**Pagina**:
Op een persoonlijke manier speelt dit pijnlijke dilemma ook bij de afweging van bezoek aan of van ouderen: tussen het risico op besmetting en overlijden aan de ene kant en de ellende van eenzaamheid en afstand aan de andere kant.
Laten we gewoon erkennen dat deze crisis ons voor lastige en zwaarwegende afwegingen plaatst, vooral omdat het over mensenlevens gaat. Zwagermans beeld van dor hout voor ouderen is daarbij niet alleen kwetsend, maar ook gevaarlijk, omdat het ontmenselijkt en dit menselijke dilemma tot een economische kwestie maakt, die je vooral pragmatisch moet benaderen en oplossen. Als gelovige denk ik dat twee verhalen van Jezus ons in deze afweging kunnen helpen. In de gelijkenis van de barmhartige Samaritaan (Lukas 10:25-37) wordt Jezus gevraagd wie precies onze naaste is, die wij moeten liefhebben. Als antwoord draait Hij deze vraag om en laat Hij je in de huid van een slachtoffer, dat mensen naast zich nodig heeft, kruipen. In ons geval: kijk in deze crisis met de ogen van de ouderen en anderen die extra kwetsbaar zijn. Jezus verscherpt die manier van kijken nog in de gelijkenis van de schapen en de bokken over het laatste oordeel (Mattheüs 25:31-46). In dat verhaal zijn de zieken, vreemdelingen, armen en gevangenen de mensen met wie Hij zich identificeert — ‘je hebt Mij bezocht als je naar een van mijn zieke of gevangen broers of zussen hebt omgezien,’ zegt Jezus tegen de verraste rechtvaardigen die zover helemaal niet gedacht hebben. Voor ons vandaag zegt dit verhaal dat Jezus dus in een verpleeghuis te vinden is — als een van de kwetsbare ouderen die onze zorg nodig hebben én die ons iets te geven en te leren hebben.
Als je zo naar ouderen kijkt en met hen bent — als mensen en dus niet als dor hout dat de beste tijd heeft gehad en waardeloos is voor de economie — kun je zuiverder en barmhartiger de afweging maken wanneer we ons vol moeten inzetten voor het leven (ook al vraagt dat offers) en wanneer we juist ruimte moeten maken voor het sterven (ook al doet dat pijn). En daarbij blijft de vraag van Jezus of we onze medemens in nood werkelijk zien en nabij komen sowieso staan.

**Opdracht A**: Welke gelijkenis uit Lukas 10:25-37 noemt het betoog over ouderen in de crisis?
**Opdracht B**: Schrijf het vervolg op het betoog over ouderen in de crisis.

**Gegevensdeel**:
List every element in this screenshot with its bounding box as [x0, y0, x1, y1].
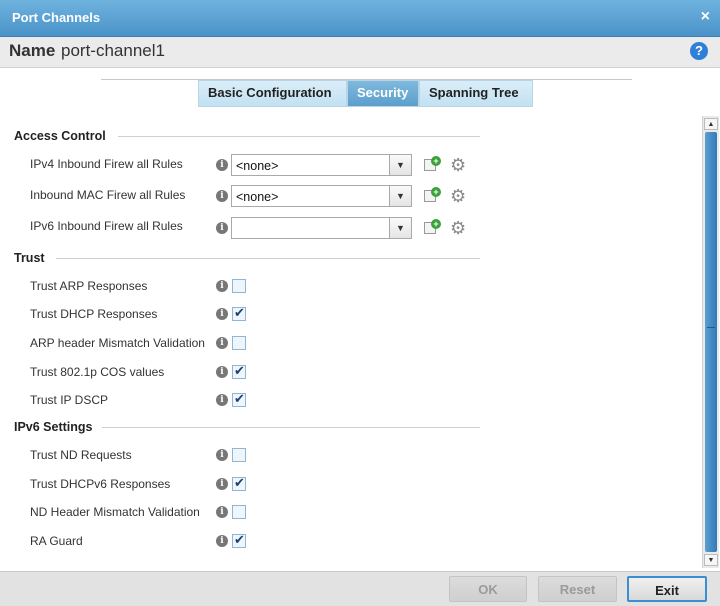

**Antwoord A**: De gelijkenis van de barmhartige Samaritaan.

**Antwoord B**:
er stond rond dit thema ook een interessant artikel in De Standaard dit weekend, waar onder meer Peter Adriaenssens (kinderpsychiater op rust met naam en faam in B.) hier ook genuanceerd op reageerde. Hij stelde de vraag waarom ‘jongeren’ in quarantaine moeten leven, om het leven van ‘ouderen’ te vrijwaren. Geen economische drijfveren, maar een sterke bekommernis om het welzijn van een jonge generatie.
Dat is een terechte afweging, maar dan spreek je over mensen — jong en oud — en niet over de economie. Dat spreken over ‘de’ economie is geen juiste insteek. Maar als het gaat over mensen die economisch of sociaal getroffen worden, sta je anders in de afweging. Dank je!
Een halve eeuw geleden volgde ik colleges filosofie aan de Vrije Universiteit. En nu komt weer de wijsbegeerte der wetsidee boven drijven. De taal is vaak verouderd, maar het model van de eigen kringen is toch wel erg mooi om de huidige situatie te doordenken. De economie is wel belangrijk, maar mag niet andere ‘ringen van bestaan’ verdringen. De plek voor ouderen in de samenleving is geen kwestie van een afweging die je maakt met een huishoudboekje: door ‘jullie’ kwetsbaarheid verstoor je ‘onze’ economische belangen.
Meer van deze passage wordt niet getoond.